**EXERCISE AIM:** Copy each line containing the word "irating" from the records that follow, please.

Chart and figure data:
::::::::
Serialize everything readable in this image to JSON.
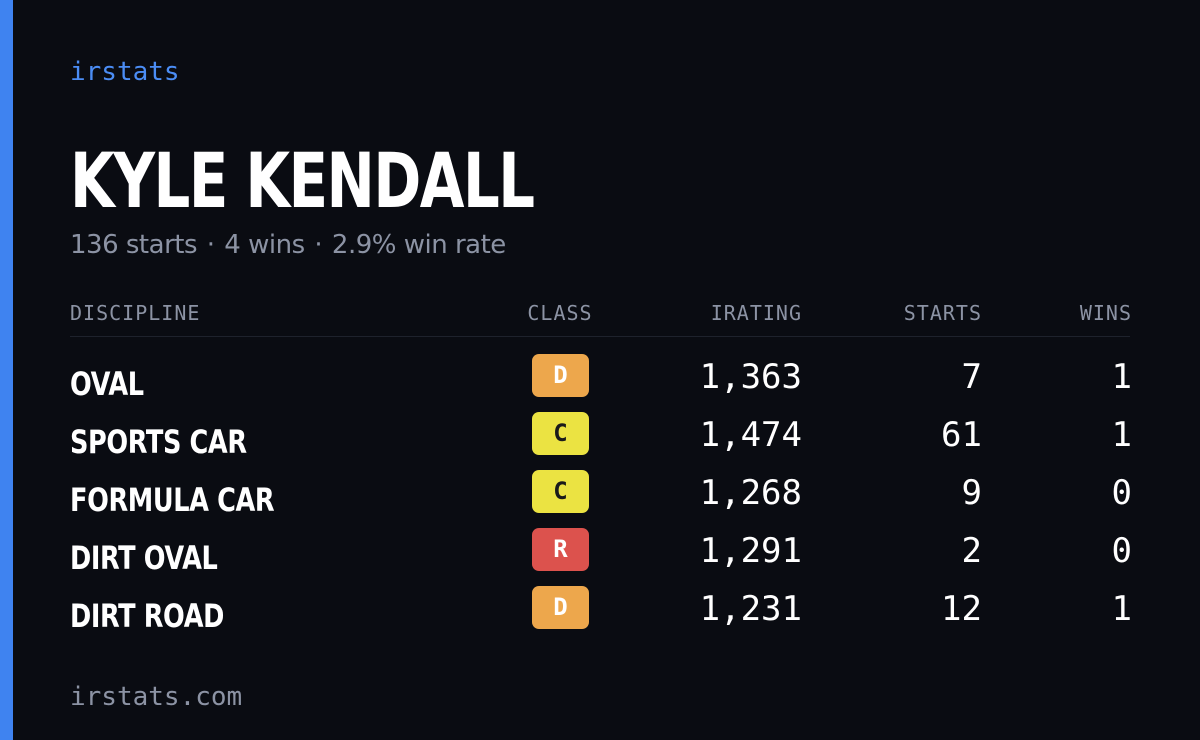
{
  "brand": "irstats",
  "driver": {
    "name": "KYLE KENDALL",
    "starts_text": "136 starts",
    "wins_text": "4 wins",
    "win_rate_text": "2.9% win rate",
    "separator": "·"
  },
  "table": {
    "headers": {
      "discipline": "DISCIPLINE",
      "class": "CLASS",
      "irating": "IRATING",
      "starts": "STARTS",
      "wins": "WINS"
    },
    "rows": [
      {
        "discipline": "OVAL",
        "class": "D",
        "irating": "1,363",
        "starts": "7",
        "wins": "1"
      },
      {
        "discipline": "SPORTS CAR",
        "class": "C",
        "irating": "1,474",
        "starts": "61",
        "wins": "1"
      },
      {
        "discipline": "FORMULA CAR",
        "class": "C",
        "irating": "1,268",
        "starts": "9",
        "wins": "0"
      },
      {
        "discipline": "DIRT OVAL",
        "class": "R",
        "irating": "1,291",
        "starts": "2",
        "wins": "0"
      },
      {
        "discipline": "DIRT ROAD",
        "class": "D",
        "irating": "1,231",
        "starts": "12",
        "wins": "1"
      }
    ]
  },
  "class_colors": {
    "D": {
      "bg": "#eda74c",
      "fg": "#ffffff"
    },
    "C": {
      "bg": "#ebe342",
      "fg": "#1a1a1a"
    },
    "R": {
      "bg": "#dc524d",
      "fg": "#ffffff"
    }
  },
  "footer": "irstats.com"
}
::::::::
**FULL ANSWER:**
      "irating": "IRATING",
        "irating": "1,363",
        "irating": "1,474",
        "irating": "1,268",
        "irating": "1,291",
        "irating": "1,231",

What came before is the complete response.